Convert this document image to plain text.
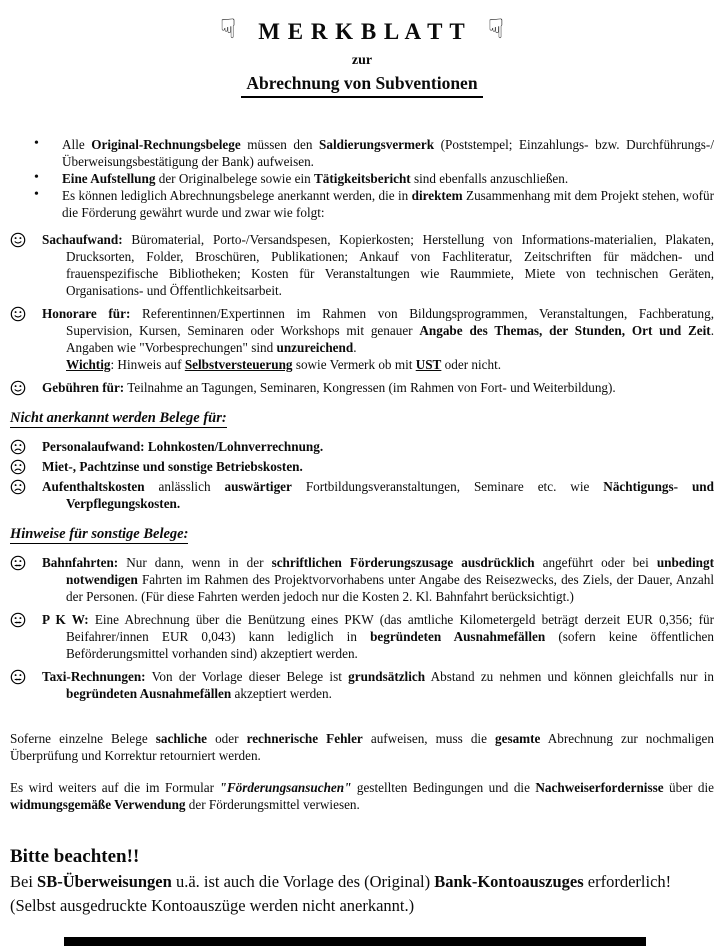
☟ M E R K B L A T T ☟
zur
Abrechnung von Subventionen
• Alle Original-Rechnungsbelege müssen den Saldierungsvermerk (Poststempel; Einzahlungs- bzw. Durchführungs-/Überweisungsbestätigung der Bank) aufweisen.
• Eine Aufstellung der Originalbelege sowie ein Tätigkeitsbericht sind ebenfalls anzuschließen.
• Es können lediglich Abrechnungsbelege anerkannt werden, die in direktem Zusammenhang mit dem Projekt stehen, wofür die Förderung gewährt wurde und zwar wie folgt:
Sachaufwand: Büromaterial, Porto-/Versandspesen, Kopierkosten; Herstellung von Informations-materialien, Plakaten, Drucksorten, Folder, Broschüren, Publikationen; Ankauf von Fachliteratur, Zeitschriften für mädchen- und frauenspezifische Bibliotheken; Kosten für Veranstaltungen wie Raummiete, Miete von technischen Geräten, Organisations- und Öffentlichkeitsarbeit.
Honorare für: Referentinnen/Expertinnen im Rahmen von Bildungsprogrammen, Veranstaltungen, Fachberatung, Supervision, Kursen, Seminaren oder Workshops mit genauer Angabe des Themas, der Stunden, Ort und Zeit. Angaben wie "Vorbesprechungen" sind unzureichend.
Wichtig: Hinweis auf Selbstversteuerung sowie Vermerk ob mit UST oder nicht.
Gebühren für: Teilnahme an Tagungen, Seminaren, Kongressen (im Rahmen von Fort- und Weiterbildung).
Nicht anerkannt werden Belege für:
Personalaufwand: Lohnkosten/Lohnverrechnung.
Miet-, Pachtzinse und sonstige Betriebskosten.
Aufenthaltskosten anlässlich auswärtiger Fortbildungsveranstaltungen, Seminare etc. wie Nächtigungs- und Verpflegungskosten.
Hinweise für sonstige Belege:
Bahnfahrten: Nur dann, wenn in der schriftlichen Förderungszusage ausdrücklich angeführt oder bei unbedingt notwendigen Fahrten im Rahmen des Projektvorvorhabens unter Angabe des Reisezwecks, des Ziels, der Dauer, Anzahl der Personen. (Für diese Fahrten werden jedoch nur die Kosten 2. Kl. Bahnfahrt berücksichtigt.)
P K W: Eine Abrechnung über die Benützung eines PKW (das amtliche Kilometergeld beträgt derzeit EUR 0,356; für Beifahrer/innen EUR 0,043) kann lediglich in begründeten Ausnahmefällen (sofern keine öffentlichen Beförderungsmittel vorhanden sind) akzeptiert werden.
Taxi-Rechnungen: Von der Vorlage dieser Belege ist grundsätzlich Abstand zu nehmen und können gleichfalls nur in begründeten Ausnahmefällen akzeptiert werden.

Soferne einzelne Belege sachliche oder rechnerische Fehler aufweisen, muss die gesamte Abrechnung zur nochmaligen Überprüfung und Korrektur retourniert werden.

Es wird weiters auf die im Formular "Förderungsansuchen" gestellten Bedingungen und die Nachweiserfordernisse über die widmungsgemäße Verwendung der Förderungsmittel verwiesen.

Bitte beachten!!
Bei SB-Überweisungen u.ä. ist auch die Vorlage des (Original) Bank-Kontoauszuges erforderlich! (Selbst ausgedruckte Kontoauszüge werden nicht anerkannt.)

****************************************

EXERCISE: Which lines hold the word "Ausnahmefällen"? Copy all of them.

FINISHED TASK:
P K W: Eine Abrechnung über die Benützung eines PKW (das amtliche Kilometergeld beträgt derzeit EUR 0,356; für Beifahrer/innen EUR 0,043) kann lediglich in begründeten Ausnahmefällen (sofern keine öffentlichen Beförderungsmittel vorhanden sind) akzeptiert werden.
Taxi-Rechnungen: Von der Vorlage dieser Belege ist grundsätzlich Abstand zu nehmen und können gleichfalls nur in begründeten Ausnahmefällen akzeptiert werden.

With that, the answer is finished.